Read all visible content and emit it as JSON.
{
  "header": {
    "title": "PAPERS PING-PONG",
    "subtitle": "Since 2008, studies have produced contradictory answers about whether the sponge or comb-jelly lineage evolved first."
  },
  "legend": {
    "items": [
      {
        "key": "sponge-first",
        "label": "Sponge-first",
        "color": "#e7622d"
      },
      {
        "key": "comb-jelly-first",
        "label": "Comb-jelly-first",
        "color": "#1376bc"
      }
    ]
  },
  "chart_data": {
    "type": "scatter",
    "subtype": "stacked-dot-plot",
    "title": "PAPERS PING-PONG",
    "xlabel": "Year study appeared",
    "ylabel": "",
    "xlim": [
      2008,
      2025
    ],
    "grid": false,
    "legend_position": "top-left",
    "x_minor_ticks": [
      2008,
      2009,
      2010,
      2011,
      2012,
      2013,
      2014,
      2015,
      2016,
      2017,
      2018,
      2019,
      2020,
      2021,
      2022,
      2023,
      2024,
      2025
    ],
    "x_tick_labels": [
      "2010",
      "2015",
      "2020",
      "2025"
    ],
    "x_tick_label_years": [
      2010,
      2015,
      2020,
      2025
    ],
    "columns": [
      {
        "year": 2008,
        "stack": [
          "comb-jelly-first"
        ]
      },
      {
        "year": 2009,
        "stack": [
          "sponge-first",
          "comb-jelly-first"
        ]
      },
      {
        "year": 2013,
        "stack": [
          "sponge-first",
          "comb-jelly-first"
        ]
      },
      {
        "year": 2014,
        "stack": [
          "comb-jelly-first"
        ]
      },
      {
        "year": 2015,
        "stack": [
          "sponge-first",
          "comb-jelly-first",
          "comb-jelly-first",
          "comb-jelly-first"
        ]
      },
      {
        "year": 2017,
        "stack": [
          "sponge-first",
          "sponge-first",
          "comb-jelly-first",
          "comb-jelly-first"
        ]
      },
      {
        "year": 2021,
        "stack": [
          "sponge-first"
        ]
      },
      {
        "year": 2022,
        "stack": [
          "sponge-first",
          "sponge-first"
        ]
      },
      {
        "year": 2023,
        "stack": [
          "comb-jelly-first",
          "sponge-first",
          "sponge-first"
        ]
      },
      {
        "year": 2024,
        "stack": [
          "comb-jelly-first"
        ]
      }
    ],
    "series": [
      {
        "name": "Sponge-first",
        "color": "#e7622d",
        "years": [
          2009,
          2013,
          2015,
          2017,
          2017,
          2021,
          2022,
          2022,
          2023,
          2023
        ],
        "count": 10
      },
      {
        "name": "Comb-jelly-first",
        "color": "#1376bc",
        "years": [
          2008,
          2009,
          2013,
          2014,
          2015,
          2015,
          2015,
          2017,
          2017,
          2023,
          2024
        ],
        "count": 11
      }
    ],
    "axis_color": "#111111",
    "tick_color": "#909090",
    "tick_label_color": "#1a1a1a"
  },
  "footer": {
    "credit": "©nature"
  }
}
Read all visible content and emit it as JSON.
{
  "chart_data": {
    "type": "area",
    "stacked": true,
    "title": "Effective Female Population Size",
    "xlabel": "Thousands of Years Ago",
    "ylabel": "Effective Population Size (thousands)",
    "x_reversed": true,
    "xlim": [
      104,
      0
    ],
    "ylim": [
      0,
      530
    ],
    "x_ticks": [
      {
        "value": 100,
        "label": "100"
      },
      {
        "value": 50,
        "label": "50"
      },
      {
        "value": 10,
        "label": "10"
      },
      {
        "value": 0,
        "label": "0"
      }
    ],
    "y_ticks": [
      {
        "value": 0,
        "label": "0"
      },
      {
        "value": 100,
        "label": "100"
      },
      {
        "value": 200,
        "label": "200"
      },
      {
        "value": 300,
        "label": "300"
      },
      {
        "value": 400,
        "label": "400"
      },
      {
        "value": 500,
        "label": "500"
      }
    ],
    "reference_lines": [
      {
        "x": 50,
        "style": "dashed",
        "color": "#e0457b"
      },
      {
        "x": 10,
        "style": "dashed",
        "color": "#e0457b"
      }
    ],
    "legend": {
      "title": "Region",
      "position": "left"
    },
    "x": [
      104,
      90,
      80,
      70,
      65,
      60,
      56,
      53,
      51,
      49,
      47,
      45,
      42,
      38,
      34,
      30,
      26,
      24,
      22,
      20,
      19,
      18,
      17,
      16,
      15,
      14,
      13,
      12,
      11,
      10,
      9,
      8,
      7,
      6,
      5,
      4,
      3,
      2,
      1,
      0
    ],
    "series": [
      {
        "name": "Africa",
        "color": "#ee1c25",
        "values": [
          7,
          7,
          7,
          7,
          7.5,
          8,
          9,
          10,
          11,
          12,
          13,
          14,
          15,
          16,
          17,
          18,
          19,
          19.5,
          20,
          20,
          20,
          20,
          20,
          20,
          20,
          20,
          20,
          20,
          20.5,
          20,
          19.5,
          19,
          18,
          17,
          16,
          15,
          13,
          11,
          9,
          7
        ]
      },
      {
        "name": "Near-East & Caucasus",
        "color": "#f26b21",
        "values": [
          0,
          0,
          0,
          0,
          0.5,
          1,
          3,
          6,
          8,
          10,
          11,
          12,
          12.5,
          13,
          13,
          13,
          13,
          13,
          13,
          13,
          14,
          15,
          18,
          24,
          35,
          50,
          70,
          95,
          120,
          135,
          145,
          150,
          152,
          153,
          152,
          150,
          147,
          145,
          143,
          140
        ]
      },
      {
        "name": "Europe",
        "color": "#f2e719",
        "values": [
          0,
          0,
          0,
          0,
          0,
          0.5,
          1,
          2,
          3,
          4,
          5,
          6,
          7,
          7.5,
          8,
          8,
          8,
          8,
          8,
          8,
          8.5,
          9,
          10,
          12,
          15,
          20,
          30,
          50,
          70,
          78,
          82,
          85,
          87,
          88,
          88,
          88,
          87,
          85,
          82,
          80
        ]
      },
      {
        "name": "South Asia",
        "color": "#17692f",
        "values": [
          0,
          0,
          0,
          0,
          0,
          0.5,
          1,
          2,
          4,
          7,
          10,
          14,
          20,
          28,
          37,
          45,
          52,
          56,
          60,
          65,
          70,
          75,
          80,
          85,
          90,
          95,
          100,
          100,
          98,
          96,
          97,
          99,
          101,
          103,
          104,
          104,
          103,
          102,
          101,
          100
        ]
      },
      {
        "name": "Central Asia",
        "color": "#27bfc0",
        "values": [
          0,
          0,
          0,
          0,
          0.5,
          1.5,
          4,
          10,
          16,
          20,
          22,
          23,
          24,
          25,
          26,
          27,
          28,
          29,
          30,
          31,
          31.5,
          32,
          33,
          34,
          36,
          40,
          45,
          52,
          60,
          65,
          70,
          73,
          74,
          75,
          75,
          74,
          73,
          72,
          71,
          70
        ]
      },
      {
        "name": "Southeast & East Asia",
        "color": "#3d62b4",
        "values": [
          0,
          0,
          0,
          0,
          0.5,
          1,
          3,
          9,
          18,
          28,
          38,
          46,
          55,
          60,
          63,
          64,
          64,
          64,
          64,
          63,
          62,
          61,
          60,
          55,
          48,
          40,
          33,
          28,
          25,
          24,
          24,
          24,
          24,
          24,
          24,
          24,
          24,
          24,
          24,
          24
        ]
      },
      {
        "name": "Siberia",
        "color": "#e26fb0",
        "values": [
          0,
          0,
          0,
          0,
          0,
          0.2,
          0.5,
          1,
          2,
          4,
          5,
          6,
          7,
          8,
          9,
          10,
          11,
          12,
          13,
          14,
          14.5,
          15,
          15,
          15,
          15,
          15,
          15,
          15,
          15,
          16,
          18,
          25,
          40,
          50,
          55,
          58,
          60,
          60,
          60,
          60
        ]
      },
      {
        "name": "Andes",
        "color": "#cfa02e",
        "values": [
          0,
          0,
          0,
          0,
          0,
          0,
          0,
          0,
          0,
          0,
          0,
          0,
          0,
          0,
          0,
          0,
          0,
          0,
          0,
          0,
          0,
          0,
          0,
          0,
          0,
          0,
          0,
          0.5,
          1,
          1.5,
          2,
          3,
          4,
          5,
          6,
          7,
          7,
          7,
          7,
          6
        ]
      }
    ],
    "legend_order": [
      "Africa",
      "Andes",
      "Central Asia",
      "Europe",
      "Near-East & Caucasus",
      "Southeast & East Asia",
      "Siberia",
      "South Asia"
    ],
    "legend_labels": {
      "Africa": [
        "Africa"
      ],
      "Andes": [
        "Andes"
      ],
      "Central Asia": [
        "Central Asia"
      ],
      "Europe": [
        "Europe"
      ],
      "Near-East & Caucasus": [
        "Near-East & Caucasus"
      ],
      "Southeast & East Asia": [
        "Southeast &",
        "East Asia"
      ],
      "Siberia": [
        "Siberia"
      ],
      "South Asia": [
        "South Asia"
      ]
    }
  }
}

_Your instructions_. Above are the records. Copy every line in them holding "Near".

_Solution for this exercise_.
        "name": "Near-East & Caucasus",
      "Near-East & Caucasus",
      "Near-East & Caucasus": [
        "Near-East & Caucasus"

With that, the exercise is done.